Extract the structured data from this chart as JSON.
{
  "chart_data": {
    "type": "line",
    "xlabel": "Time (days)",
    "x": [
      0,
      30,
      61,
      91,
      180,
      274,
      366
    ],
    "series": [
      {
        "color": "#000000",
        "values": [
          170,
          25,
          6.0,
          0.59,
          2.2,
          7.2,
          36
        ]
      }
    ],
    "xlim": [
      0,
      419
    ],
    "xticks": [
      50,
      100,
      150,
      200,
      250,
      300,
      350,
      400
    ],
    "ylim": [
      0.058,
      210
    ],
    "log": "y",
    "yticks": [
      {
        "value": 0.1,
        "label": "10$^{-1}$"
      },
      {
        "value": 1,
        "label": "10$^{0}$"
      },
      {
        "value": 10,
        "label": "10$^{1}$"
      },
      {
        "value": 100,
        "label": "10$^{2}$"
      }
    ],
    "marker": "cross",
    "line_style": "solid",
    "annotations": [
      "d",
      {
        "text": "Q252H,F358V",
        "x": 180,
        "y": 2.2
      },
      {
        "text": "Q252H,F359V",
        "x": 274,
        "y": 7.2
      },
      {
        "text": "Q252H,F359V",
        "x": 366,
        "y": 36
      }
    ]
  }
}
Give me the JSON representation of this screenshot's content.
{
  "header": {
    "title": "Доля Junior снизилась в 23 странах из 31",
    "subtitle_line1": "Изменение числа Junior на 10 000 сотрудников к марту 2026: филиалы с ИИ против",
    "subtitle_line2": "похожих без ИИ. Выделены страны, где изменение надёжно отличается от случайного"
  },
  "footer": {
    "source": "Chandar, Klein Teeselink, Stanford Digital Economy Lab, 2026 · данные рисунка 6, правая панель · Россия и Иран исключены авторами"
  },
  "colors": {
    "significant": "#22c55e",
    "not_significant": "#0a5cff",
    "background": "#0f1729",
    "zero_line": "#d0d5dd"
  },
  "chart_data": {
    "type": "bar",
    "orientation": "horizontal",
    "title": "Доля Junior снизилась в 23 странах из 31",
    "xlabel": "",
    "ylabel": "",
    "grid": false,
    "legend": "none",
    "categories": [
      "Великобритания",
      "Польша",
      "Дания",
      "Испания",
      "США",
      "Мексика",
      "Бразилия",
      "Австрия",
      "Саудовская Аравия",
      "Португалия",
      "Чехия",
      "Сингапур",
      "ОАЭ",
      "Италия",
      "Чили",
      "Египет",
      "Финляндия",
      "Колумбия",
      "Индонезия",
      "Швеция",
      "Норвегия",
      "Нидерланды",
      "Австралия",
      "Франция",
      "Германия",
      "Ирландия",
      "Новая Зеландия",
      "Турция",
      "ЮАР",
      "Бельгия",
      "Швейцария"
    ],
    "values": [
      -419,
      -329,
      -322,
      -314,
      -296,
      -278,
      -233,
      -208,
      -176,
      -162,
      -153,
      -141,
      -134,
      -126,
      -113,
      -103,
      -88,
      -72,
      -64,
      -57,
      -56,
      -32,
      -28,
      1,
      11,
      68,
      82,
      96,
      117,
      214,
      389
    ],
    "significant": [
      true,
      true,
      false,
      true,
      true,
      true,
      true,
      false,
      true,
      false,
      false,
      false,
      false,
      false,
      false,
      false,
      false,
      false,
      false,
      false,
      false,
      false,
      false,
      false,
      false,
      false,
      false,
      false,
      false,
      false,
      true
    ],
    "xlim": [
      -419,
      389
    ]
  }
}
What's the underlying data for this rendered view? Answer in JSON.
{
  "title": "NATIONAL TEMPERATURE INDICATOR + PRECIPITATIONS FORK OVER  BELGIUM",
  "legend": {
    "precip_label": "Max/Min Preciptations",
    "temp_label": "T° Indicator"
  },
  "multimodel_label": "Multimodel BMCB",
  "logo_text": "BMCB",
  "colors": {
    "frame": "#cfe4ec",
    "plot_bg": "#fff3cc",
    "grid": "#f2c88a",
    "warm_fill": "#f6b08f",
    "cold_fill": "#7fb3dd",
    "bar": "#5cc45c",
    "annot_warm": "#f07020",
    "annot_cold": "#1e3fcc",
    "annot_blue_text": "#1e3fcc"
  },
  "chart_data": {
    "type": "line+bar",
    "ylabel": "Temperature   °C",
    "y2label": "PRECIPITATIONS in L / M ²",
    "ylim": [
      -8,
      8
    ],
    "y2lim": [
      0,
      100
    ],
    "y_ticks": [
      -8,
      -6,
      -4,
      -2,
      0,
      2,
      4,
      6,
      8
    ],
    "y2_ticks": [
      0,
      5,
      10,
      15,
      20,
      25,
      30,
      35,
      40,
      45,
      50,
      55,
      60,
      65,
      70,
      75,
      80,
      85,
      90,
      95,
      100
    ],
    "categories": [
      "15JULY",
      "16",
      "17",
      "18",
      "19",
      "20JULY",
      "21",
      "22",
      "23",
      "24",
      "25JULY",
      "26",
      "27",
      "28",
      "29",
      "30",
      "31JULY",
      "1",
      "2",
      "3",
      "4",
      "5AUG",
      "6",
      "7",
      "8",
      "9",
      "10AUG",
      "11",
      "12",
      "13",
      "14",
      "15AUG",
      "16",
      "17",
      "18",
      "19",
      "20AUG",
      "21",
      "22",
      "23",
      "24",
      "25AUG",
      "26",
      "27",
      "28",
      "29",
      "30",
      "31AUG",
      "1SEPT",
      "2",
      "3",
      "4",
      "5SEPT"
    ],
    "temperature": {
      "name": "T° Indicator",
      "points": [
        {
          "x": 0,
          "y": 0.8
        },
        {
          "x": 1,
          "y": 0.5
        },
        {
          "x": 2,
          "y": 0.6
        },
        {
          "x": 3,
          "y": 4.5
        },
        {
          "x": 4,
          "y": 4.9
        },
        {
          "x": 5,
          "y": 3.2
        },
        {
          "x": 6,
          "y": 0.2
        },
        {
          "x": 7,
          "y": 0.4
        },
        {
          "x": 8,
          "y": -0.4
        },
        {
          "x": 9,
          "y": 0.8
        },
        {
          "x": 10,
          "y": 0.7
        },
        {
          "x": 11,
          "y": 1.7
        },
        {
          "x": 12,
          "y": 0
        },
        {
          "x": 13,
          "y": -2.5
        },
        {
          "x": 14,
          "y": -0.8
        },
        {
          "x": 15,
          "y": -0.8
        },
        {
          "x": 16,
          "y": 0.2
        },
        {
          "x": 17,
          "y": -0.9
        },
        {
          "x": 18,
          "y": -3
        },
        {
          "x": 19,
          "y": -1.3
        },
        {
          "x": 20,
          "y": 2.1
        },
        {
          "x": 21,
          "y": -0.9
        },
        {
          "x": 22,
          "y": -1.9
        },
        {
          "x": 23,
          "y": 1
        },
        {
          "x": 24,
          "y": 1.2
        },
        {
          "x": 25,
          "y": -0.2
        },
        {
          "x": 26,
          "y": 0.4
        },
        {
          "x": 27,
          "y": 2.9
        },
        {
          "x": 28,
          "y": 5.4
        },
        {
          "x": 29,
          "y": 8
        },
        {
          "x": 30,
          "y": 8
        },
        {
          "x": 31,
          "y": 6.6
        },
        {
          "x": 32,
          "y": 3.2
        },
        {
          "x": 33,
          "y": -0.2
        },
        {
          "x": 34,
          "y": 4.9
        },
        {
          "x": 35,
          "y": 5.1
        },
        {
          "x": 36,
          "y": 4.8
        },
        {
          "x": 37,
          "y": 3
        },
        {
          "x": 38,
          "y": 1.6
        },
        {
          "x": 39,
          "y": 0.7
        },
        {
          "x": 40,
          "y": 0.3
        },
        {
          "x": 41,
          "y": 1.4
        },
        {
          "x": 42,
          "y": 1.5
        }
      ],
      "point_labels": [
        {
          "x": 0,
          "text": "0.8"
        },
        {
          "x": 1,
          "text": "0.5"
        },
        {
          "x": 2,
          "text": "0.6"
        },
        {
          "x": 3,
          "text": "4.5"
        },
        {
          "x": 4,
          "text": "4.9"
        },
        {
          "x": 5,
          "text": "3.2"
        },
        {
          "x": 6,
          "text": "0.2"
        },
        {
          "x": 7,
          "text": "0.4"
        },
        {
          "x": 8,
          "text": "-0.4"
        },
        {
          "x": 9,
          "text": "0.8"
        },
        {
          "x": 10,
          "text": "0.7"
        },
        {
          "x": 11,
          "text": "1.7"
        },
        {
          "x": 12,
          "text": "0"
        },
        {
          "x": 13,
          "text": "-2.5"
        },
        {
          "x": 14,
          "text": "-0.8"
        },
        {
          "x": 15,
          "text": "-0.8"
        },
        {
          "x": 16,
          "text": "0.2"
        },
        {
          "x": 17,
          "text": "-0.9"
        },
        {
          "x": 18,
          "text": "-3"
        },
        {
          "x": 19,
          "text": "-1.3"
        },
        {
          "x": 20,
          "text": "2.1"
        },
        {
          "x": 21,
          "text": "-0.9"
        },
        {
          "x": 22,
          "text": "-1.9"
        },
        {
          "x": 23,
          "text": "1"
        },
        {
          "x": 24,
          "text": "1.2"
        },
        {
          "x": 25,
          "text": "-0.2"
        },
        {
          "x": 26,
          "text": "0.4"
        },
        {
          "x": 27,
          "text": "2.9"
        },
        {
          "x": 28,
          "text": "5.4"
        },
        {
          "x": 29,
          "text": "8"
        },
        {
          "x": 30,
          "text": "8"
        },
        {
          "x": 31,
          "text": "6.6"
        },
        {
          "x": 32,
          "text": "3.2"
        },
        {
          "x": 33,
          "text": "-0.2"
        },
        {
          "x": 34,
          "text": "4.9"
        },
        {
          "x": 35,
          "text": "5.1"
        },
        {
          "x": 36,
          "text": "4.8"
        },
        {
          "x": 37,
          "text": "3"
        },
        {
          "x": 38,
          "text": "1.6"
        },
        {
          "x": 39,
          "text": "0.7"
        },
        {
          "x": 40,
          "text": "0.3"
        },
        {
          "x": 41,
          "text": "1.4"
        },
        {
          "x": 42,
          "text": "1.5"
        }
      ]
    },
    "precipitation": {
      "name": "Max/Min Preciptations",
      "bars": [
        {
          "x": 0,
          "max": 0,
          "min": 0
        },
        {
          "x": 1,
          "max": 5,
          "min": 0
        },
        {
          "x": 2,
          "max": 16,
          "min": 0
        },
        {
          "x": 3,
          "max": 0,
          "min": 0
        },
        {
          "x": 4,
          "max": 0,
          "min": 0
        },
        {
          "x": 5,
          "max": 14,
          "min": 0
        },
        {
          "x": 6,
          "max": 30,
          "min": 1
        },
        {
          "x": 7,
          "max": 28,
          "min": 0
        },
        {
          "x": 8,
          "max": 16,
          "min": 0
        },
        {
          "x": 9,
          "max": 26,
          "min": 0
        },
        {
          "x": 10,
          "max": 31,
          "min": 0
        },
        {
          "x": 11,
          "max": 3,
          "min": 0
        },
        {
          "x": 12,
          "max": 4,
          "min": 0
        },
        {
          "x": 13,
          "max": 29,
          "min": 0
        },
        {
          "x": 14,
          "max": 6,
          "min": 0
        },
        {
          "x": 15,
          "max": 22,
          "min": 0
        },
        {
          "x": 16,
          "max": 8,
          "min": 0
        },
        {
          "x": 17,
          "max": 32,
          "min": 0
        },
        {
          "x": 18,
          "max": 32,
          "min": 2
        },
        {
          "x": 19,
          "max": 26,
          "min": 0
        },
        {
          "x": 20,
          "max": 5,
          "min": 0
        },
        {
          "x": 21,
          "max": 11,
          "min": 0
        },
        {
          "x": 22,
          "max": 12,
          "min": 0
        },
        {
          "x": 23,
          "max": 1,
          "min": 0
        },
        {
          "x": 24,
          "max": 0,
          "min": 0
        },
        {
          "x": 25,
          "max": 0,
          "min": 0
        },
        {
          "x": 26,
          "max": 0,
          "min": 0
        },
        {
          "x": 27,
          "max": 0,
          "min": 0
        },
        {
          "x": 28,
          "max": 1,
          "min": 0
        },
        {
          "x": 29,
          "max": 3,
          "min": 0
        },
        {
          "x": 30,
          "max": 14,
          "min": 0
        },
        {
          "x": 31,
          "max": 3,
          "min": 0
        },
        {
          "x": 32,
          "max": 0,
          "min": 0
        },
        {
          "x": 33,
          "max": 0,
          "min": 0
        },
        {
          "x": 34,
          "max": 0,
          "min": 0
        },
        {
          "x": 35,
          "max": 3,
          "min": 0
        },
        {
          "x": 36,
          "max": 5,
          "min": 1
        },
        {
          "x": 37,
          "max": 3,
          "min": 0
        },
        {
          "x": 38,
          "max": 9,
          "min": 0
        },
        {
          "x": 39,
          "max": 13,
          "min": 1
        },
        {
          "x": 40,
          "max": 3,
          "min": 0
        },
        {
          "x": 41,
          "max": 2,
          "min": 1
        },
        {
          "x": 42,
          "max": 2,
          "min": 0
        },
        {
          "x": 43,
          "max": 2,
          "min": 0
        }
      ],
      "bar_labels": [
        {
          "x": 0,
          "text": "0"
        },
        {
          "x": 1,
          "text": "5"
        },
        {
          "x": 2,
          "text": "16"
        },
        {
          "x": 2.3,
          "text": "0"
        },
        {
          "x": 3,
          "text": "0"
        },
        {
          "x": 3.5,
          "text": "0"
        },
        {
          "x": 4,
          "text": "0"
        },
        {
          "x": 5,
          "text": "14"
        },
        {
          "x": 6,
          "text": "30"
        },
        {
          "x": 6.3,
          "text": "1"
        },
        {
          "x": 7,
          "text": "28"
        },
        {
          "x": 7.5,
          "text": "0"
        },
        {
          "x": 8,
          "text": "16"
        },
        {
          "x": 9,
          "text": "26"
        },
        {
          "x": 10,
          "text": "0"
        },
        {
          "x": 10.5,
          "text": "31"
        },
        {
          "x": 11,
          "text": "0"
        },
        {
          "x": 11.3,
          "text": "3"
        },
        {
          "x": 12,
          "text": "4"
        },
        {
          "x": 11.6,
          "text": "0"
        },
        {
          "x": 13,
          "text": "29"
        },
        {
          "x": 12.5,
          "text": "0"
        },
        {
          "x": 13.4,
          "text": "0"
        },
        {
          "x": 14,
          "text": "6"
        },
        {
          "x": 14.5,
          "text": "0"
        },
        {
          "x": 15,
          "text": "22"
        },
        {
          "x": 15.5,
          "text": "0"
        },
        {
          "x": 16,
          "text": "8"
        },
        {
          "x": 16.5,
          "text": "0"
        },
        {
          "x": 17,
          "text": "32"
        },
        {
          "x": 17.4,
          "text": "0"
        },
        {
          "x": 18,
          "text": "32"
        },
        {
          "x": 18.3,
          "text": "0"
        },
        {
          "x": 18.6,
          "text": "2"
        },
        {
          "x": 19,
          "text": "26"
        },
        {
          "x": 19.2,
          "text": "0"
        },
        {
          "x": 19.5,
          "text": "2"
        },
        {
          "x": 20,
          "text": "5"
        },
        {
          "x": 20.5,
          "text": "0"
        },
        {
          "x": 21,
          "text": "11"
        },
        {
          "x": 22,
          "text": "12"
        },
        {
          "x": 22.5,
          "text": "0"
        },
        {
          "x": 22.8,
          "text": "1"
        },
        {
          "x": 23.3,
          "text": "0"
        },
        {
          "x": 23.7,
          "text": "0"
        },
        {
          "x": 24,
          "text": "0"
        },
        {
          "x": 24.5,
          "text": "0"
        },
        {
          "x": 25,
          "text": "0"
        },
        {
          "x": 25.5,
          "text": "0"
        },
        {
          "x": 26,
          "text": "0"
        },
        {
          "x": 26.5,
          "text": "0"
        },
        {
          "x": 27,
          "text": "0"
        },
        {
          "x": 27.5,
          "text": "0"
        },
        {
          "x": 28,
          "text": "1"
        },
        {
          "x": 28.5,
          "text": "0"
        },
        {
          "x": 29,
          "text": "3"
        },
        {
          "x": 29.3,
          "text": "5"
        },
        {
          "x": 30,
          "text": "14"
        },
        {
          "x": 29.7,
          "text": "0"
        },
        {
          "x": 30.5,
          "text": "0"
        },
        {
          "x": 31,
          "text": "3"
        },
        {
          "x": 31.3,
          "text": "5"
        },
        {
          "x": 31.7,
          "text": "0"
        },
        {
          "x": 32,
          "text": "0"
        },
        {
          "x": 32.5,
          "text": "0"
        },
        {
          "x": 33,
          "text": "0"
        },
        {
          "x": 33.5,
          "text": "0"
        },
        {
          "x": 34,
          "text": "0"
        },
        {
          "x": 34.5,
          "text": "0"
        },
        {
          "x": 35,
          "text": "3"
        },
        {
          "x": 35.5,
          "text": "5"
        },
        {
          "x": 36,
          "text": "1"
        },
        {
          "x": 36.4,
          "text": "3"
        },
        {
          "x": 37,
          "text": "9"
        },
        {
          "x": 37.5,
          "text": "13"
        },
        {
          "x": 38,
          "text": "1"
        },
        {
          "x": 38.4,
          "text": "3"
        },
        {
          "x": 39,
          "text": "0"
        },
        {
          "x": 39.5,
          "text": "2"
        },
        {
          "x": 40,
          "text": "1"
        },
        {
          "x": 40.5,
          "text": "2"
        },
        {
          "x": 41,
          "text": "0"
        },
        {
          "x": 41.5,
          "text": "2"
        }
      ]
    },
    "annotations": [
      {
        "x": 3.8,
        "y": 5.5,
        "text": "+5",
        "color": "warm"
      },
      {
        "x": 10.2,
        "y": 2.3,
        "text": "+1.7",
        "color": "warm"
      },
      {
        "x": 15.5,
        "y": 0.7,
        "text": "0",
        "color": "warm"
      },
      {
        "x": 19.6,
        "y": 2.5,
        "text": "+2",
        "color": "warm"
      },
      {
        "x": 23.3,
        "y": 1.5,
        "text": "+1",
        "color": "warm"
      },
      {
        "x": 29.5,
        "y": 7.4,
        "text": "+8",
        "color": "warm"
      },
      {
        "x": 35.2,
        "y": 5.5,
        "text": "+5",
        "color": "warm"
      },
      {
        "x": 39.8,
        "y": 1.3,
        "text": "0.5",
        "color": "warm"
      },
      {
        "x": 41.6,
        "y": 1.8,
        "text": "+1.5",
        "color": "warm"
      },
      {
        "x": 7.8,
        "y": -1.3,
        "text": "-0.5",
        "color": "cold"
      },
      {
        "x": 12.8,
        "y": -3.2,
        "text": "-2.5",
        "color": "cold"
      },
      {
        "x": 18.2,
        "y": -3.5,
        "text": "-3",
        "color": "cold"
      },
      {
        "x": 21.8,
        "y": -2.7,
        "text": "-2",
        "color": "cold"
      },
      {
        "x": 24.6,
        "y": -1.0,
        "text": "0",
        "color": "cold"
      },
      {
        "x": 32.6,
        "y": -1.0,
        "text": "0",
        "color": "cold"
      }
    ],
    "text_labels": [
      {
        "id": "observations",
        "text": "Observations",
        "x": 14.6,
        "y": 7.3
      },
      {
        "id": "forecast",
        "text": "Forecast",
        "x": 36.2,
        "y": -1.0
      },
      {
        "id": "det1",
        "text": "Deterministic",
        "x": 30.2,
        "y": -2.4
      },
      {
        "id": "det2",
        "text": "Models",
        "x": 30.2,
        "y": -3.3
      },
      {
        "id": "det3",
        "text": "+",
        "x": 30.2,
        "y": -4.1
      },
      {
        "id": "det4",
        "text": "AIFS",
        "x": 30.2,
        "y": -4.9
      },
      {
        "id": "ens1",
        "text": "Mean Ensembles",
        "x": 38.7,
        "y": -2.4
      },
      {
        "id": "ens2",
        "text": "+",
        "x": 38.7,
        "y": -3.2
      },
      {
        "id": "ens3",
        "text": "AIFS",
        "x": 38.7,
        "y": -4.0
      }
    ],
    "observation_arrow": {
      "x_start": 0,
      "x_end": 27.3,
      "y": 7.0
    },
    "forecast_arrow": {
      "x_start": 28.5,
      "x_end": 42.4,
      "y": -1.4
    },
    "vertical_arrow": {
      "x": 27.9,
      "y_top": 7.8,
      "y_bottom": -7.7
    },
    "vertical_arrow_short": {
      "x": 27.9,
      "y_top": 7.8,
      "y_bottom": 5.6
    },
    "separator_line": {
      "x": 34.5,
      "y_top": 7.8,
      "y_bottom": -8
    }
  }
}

■ ■ ■

> Task goal
Return every line containing "this".

> Completed task
Extract the structured data from this chart as JSON.
Give me the JSON representation of this screenshot's content.
What's the underlying data for this rendered view? Answer in JSON.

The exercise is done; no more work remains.